• [Task requirements] Pull out every line containing the string "value".

• [Records supplied]

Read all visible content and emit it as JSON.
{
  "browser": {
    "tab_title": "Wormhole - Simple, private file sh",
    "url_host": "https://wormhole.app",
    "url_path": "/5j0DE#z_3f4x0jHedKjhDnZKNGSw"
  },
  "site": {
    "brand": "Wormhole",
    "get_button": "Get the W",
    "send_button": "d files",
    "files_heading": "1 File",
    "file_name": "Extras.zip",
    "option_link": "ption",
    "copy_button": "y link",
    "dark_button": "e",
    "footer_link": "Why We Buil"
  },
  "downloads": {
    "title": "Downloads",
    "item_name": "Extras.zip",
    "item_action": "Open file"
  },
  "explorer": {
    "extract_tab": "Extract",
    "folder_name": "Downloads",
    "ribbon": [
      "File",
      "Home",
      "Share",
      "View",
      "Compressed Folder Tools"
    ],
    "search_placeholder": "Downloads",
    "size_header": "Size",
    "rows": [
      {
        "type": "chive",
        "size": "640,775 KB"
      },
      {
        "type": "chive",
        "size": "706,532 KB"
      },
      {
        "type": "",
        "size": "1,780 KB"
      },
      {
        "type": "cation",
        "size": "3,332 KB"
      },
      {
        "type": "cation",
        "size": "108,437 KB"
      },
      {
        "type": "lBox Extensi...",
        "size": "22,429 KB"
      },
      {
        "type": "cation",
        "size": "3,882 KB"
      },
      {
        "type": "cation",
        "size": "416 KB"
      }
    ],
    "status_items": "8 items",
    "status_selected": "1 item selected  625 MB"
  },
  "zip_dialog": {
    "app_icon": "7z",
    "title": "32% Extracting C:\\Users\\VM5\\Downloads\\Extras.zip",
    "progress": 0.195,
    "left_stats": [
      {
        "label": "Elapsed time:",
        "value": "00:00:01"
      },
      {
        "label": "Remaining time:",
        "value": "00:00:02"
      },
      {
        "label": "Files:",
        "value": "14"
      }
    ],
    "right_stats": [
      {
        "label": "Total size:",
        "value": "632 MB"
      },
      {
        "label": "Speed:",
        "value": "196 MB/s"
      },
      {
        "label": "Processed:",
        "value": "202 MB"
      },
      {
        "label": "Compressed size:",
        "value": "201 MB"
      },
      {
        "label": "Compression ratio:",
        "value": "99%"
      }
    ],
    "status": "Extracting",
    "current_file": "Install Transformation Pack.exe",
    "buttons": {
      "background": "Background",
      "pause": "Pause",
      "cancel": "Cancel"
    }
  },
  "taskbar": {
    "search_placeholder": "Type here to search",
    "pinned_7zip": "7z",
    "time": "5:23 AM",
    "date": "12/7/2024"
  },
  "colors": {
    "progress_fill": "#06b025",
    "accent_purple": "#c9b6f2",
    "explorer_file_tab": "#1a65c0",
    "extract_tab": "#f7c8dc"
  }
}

==

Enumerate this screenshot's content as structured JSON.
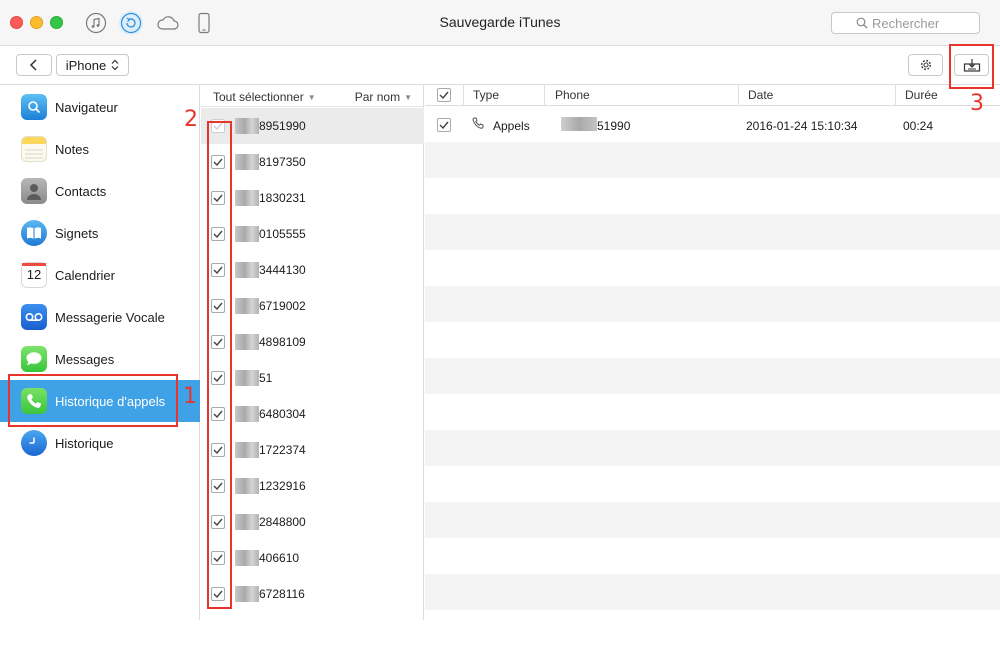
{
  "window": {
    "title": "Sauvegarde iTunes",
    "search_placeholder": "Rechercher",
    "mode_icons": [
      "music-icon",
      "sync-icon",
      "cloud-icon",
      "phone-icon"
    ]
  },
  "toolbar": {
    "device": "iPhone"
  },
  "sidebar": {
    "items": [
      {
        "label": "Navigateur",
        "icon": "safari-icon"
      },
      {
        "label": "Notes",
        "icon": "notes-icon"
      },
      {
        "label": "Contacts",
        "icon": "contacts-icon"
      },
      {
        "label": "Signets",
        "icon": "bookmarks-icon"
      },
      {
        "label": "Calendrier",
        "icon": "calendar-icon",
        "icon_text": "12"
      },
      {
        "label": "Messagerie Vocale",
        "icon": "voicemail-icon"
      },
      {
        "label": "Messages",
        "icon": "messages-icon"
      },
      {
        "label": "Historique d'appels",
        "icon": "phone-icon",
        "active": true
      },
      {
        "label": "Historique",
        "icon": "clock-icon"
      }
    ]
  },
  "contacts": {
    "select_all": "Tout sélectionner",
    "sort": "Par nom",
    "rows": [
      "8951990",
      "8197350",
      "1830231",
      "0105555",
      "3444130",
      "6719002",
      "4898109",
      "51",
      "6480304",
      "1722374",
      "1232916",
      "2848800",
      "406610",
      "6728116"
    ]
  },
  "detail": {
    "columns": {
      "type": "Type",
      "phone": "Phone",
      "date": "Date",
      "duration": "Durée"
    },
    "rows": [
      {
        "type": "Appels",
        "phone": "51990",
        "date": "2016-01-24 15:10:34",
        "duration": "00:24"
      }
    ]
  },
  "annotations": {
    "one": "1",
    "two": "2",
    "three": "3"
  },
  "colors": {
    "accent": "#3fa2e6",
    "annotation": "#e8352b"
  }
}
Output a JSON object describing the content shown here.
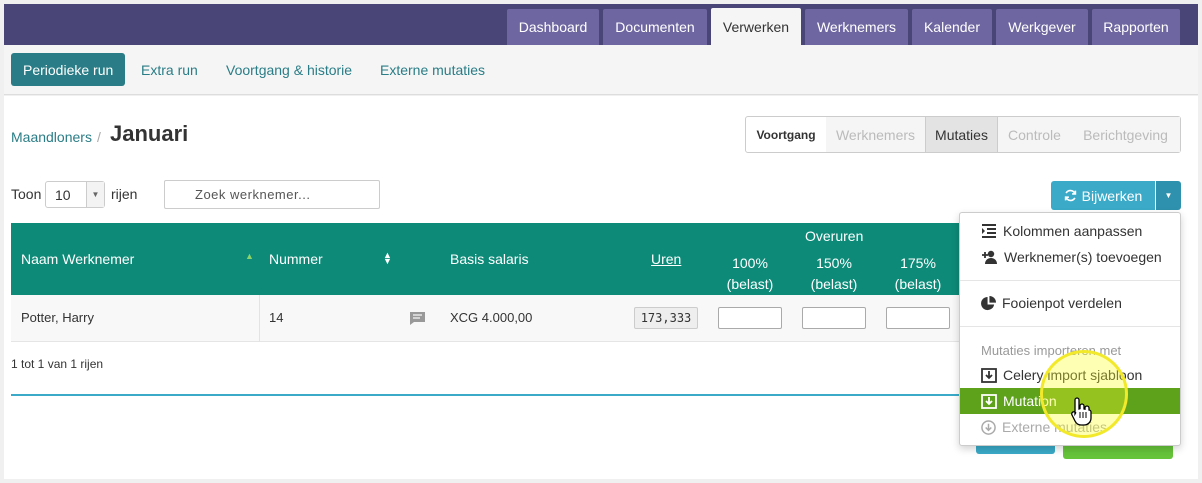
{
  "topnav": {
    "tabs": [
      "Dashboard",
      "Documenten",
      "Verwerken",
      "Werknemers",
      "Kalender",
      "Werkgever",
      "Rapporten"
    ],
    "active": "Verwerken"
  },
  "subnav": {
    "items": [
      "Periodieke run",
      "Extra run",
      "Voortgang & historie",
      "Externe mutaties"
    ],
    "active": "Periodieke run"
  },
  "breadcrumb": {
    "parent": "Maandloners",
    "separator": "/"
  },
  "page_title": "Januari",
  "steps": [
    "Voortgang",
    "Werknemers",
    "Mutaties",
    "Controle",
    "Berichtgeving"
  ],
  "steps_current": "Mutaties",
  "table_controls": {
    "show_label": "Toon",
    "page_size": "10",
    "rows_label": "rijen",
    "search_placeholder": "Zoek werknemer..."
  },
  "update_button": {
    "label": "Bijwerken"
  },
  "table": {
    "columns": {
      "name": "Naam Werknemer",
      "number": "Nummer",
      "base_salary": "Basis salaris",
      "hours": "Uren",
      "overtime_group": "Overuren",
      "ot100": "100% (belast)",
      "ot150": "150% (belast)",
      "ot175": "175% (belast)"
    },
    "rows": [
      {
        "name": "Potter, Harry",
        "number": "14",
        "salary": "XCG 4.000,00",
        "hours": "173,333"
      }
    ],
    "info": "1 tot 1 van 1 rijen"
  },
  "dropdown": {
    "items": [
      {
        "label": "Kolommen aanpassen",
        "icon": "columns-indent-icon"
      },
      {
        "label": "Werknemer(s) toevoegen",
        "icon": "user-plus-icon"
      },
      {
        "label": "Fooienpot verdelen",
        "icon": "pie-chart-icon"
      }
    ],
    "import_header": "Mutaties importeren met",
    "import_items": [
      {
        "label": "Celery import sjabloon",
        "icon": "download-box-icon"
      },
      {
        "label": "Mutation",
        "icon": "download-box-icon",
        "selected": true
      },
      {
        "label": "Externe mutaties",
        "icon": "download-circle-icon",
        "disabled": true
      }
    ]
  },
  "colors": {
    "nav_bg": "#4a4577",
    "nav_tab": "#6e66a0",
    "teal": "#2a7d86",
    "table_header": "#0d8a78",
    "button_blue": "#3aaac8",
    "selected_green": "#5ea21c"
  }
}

--

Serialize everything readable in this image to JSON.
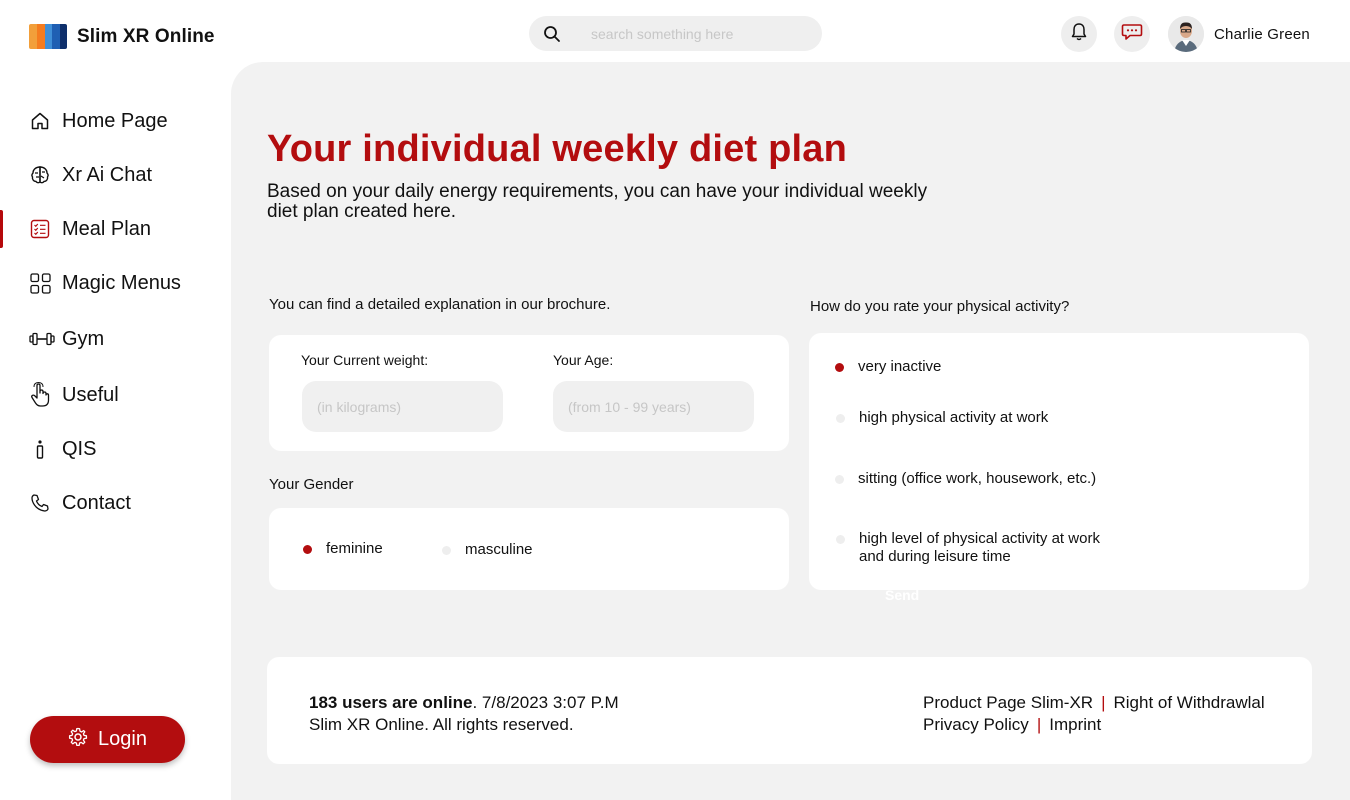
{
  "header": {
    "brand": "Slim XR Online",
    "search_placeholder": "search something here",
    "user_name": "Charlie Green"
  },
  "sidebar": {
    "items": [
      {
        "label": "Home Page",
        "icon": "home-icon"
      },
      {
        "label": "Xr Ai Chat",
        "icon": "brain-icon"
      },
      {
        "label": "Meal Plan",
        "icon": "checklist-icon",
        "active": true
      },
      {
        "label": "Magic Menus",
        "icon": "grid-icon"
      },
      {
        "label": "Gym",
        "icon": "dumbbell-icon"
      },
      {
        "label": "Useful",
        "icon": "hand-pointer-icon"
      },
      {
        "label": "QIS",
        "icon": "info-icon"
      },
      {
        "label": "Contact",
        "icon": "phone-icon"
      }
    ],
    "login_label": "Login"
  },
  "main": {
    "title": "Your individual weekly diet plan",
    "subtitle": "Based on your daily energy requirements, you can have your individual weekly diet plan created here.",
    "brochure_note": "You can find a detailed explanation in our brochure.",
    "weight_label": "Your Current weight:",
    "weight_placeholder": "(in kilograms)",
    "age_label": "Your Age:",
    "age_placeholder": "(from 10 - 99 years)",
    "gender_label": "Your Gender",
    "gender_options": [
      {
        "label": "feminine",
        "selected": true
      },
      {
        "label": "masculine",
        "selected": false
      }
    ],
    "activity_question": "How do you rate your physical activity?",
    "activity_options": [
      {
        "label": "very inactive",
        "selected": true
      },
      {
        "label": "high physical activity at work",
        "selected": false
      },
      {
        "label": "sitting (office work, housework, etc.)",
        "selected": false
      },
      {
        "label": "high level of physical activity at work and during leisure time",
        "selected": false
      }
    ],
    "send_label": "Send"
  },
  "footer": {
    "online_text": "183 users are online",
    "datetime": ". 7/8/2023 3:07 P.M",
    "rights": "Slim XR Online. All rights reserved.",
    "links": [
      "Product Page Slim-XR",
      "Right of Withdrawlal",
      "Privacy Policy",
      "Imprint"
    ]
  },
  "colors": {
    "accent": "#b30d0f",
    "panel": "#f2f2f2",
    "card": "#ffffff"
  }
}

• [Response to this task]
        "value": "00:00:01"
        "value": "00:00:02"
        "value": "14"
        "value": "632 MB"
        "value": "196 MB/s"
        "value": "202 MB"
        "value": "201 MB"
        "value": "99%"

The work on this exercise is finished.